Written instruction: Take every line that has the string "Terms" and copy it out.

Exercise data:
begin
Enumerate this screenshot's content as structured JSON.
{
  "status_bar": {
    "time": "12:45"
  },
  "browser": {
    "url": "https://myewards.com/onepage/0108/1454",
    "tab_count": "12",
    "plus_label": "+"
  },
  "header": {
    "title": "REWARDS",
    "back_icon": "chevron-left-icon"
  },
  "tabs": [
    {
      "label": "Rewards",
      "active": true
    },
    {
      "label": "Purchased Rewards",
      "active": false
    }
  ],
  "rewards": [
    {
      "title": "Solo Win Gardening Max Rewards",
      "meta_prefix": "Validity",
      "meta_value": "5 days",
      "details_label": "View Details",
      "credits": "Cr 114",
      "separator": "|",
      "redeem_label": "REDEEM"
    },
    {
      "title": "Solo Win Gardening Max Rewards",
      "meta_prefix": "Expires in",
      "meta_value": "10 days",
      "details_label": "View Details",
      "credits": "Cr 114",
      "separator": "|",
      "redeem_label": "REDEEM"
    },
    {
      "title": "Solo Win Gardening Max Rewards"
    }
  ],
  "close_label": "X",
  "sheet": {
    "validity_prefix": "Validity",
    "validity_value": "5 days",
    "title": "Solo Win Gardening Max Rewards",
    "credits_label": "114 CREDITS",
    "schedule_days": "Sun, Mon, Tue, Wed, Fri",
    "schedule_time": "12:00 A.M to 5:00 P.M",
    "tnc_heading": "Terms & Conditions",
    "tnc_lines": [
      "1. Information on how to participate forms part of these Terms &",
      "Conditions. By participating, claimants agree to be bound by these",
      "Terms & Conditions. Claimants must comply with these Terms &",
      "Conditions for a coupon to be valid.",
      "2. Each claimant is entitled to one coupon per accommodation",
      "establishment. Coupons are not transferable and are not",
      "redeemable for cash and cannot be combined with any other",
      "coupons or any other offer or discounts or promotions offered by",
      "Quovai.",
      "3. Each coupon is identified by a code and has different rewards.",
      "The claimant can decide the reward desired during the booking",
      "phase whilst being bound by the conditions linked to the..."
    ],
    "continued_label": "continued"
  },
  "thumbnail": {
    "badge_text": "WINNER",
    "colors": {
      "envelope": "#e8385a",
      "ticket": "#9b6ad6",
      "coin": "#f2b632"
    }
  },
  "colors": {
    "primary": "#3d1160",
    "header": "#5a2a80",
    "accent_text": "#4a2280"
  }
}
end
Answer to the problem:
    "tnc_heading": "Terms & Conditions",
      "1. Information on how to participate forms part of these Terms &",
      "Terms & Conditions. Claimants must comply with these Terms &",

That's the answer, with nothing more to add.